Tasks for this exercise:
A: From the text about Reese Witherspoon, list every person who is directly quoted.
B: In the text about Reese Witherspoon, which actress did Witherspoon recently lure for the Netflix series From Scratch?
*** Opening of Source extract ***
Back at the company's Los Angeles headquarters, employees are readying some three dozen more projects, including a collection of kids shows and a rom-com slate for WarnerMedia's HBO Max streaming service. The team still relies heavily on Witherspoon to drum up ideas — "she's an idea machine," says Neustadter — and to lure its talent, as she did recently with Zoe Saldana for its Netflix series From Scratch, based on another book club pick. As for those, Witherspoon selects them, too, making personal calls to alert their authors, who often see their books shoot up best-seller lists on Witherspoon's recommendation.

There will be more Witherspoon star vehicles, too, including a new installment of Legally Blonde. It remains the project that has people — many of them impressionable young women — stopping her daily to gush. Several tell her they went to law school because of Elle Woods. Witherspoon says it's that response that inspired the revival. Plus, she adds, "I want to discover what age means to that character." At a recent production meeting with Platt and the film's original screenwriters, Kirsten Smith and Karen McCullah, Witherspoon doled out pink pencils with fluffy pink poufs as though no time had passed.

With cultural momentum, Witherspoon's goals keep getting loftier. "I don't want to just admire problems," she says, "and I certainly don't want to leave this business the same way that I found it." So, in addition to employing scores of women via her Hello Sunshine projects, Witherspoon, a founding and vocal member of the Time's Up movement, has taken on issues like pay parity, famously cajoling HBO to reshape its entire policy to retroactively ensure the men and women on its shows are paid equally. More recently, she's been swapping salary data with peers, she says, and advising younger actresses on deal structures to be sure history doesn't repeat itself.

Friends, like Laura Dern, heap praise on Witherspoon's heterodox ambition. "It's been considered a dirty word [to describe] women for far too long," says her Lies and Wild co-star. Others simply marvel at her capacity. "It's like watching the hummingbird in my garden," says Meryl Streep. "Her wings move so fast that she gives the illusion of holding still but she is quicker and brighter and faster than the eye can catch."
*** Close of Source extract ***
*** Opening of Information supplied ***
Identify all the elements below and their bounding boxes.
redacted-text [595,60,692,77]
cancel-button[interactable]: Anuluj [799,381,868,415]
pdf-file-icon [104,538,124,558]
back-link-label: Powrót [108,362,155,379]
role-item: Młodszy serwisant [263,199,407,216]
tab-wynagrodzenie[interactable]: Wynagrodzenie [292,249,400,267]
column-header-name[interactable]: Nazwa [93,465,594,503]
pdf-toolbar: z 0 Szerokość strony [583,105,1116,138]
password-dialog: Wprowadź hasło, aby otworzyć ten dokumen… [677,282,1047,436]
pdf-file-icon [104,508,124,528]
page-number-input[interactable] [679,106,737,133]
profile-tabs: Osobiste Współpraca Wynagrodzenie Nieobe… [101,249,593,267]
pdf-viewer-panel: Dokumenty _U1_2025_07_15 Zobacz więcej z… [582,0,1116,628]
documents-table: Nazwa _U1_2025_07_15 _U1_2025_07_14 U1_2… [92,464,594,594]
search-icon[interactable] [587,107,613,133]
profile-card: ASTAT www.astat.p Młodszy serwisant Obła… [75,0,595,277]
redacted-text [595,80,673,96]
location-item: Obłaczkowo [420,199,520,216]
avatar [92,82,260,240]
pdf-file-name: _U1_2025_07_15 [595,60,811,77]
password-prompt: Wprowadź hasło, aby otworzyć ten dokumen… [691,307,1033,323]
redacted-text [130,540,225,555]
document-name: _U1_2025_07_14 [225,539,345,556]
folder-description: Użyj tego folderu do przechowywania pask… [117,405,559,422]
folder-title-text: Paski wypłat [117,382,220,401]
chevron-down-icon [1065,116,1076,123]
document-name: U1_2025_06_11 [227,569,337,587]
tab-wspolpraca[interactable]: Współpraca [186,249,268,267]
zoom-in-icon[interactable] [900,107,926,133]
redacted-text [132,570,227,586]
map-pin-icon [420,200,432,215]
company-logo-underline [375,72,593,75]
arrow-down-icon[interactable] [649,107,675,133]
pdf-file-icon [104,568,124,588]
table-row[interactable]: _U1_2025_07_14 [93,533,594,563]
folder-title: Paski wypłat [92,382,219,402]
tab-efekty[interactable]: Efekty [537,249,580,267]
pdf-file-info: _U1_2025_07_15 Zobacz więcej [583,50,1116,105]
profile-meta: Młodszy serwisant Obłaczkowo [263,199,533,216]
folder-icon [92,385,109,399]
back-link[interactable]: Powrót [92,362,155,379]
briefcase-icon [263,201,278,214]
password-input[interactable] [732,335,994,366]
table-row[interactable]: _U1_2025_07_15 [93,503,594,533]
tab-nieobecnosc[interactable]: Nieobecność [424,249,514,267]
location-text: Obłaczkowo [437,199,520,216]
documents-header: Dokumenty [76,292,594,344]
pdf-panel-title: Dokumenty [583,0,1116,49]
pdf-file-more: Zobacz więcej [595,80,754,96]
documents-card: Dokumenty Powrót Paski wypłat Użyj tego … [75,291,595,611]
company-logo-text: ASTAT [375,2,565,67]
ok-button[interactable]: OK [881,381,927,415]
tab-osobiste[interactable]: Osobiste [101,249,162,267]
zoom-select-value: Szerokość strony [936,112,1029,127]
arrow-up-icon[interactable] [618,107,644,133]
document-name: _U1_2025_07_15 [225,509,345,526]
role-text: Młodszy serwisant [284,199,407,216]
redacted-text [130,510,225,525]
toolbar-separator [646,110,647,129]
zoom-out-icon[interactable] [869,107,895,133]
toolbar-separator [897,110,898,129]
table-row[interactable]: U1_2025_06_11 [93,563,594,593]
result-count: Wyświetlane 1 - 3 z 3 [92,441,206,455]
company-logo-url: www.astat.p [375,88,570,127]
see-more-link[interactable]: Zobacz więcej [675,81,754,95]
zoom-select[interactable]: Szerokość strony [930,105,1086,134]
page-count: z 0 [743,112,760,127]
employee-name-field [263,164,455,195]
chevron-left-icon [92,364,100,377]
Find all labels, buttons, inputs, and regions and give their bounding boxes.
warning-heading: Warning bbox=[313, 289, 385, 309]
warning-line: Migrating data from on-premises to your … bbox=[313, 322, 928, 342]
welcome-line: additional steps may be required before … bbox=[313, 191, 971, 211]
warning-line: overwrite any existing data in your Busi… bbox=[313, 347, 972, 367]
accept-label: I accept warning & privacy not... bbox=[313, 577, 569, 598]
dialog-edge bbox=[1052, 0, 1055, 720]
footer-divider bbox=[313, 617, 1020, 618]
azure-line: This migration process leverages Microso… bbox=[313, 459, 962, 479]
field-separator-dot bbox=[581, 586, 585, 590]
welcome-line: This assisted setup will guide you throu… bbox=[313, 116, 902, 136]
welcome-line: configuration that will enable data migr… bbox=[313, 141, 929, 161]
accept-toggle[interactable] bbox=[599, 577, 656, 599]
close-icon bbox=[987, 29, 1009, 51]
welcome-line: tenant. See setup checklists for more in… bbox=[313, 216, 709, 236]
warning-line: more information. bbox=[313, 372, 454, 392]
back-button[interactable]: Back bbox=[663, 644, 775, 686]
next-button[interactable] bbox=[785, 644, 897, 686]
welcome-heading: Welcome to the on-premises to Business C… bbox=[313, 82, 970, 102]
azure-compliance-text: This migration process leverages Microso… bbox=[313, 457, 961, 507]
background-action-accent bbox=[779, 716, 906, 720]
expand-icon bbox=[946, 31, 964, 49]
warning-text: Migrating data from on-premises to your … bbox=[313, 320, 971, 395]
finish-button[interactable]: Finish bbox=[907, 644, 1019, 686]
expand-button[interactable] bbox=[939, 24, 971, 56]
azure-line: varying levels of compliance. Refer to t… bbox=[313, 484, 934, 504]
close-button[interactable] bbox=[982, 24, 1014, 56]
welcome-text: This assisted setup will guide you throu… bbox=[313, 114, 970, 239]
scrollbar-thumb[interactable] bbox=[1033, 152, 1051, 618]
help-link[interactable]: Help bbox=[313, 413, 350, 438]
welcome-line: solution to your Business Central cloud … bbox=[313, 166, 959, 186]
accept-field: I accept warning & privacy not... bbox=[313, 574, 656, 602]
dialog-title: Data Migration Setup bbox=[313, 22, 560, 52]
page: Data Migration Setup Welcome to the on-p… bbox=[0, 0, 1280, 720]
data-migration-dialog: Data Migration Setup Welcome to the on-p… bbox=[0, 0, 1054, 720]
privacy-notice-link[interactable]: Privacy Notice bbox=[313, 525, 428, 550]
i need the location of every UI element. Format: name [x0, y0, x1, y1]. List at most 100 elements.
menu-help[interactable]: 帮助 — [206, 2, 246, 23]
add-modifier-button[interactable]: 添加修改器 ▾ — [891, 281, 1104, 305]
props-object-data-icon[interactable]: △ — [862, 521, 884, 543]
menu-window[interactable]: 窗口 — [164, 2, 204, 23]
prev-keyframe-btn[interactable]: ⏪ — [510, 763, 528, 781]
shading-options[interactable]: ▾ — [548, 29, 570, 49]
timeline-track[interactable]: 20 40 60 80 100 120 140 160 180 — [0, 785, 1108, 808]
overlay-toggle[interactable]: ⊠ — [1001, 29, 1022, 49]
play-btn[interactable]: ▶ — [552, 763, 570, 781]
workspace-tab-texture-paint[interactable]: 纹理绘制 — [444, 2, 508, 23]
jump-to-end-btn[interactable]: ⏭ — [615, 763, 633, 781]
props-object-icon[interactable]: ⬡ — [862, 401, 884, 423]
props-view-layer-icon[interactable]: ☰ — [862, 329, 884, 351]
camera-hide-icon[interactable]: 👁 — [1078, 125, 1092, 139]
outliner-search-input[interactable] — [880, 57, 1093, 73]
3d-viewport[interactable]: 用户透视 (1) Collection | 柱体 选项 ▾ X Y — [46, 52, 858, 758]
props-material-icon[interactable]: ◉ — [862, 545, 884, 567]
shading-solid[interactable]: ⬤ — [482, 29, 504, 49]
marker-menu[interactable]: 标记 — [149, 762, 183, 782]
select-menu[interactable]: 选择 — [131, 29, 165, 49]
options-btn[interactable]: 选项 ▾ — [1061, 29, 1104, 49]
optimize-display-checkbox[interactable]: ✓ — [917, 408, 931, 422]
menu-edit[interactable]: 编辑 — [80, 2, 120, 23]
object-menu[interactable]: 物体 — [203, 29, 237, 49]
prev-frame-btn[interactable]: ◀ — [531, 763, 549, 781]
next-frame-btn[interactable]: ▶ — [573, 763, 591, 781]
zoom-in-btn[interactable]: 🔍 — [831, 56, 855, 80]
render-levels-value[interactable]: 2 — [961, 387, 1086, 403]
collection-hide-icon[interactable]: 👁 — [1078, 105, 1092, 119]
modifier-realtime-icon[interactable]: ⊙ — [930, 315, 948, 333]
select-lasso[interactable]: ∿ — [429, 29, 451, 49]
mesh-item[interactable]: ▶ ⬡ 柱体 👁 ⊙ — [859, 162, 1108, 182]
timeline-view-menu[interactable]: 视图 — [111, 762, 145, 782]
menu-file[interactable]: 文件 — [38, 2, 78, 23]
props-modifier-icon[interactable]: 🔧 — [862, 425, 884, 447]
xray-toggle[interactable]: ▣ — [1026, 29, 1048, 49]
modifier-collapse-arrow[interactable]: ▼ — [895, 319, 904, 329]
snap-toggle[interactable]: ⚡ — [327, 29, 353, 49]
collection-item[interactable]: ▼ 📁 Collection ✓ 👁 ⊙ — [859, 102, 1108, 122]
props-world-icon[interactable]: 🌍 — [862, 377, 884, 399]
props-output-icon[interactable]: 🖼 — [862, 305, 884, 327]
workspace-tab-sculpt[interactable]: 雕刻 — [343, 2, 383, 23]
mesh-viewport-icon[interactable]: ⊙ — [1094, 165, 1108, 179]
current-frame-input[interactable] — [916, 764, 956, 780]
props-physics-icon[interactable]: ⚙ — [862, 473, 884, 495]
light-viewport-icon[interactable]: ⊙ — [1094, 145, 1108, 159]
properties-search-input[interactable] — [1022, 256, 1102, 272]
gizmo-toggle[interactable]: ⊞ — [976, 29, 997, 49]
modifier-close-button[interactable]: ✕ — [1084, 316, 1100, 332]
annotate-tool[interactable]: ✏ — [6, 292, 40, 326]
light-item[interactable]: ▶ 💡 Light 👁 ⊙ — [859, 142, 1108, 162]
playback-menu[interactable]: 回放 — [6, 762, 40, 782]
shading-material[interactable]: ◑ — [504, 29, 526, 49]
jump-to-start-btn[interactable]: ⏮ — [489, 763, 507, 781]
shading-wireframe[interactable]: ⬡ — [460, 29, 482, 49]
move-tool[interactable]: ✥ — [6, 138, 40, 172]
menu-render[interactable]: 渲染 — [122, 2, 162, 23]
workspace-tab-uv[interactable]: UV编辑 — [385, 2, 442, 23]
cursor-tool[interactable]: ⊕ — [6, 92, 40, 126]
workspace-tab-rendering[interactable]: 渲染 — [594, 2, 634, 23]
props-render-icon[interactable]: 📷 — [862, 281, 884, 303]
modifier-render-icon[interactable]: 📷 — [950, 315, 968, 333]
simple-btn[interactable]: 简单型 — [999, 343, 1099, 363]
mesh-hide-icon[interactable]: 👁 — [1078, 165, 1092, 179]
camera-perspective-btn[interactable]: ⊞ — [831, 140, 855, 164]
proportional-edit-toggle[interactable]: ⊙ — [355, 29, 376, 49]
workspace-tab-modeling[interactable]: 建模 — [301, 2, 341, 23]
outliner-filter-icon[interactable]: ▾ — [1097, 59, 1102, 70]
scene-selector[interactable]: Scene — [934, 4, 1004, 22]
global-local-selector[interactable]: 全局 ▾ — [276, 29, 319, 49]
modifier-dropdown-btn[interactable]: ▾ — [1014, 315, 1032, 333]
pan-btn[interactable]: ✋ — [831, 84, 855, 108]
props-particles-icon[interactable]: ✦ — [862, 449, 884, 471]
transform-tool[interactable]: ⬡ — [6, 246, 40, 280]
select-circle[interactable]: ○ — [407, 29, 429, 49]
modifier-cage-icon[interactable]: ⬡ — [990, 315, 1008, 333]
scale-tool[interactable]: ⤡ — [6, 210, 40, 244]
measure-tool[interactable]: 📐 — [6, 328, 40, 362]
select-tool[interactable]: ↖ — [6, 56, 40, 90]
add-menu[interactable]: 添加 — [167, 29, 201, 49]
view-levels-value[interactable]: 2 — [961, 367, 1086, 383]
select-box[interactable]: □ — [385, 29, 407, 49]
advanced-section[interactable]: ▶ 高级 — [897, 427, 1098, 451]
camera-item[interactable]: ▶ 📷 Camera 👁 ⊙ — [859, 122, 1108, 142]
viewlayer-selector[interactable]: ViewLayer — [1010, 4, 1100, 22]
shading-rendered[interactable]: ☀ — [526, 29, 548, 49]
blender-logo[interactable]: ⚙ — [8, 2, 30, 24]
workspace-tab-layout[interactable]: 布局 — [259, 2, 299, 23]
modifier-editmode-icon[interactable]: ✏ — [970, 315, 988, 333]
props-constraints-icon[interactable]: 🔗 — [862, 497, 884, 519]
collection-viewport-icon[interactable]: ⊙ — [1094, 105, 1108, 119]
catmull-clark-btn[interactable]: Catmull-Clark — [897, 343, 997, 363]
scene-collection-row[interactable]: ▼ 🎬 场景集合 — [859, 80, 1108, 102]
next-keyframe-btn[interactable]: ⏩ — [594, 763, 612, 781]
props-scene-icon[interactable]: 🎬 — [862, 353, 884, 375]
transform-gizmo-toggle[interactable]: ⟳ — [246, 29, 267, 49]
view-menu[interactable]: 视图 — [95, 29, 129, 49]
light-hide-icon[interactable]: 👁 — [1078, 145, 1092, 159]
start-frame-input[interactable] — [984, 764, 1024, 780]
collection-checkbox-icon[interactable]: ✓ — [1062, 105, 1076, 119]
*** Close of Information supplied ***
Solved problems:
A: Neustadter, Witherspoon, Laura Dern, Meryl Streep

B: Zoe Saldana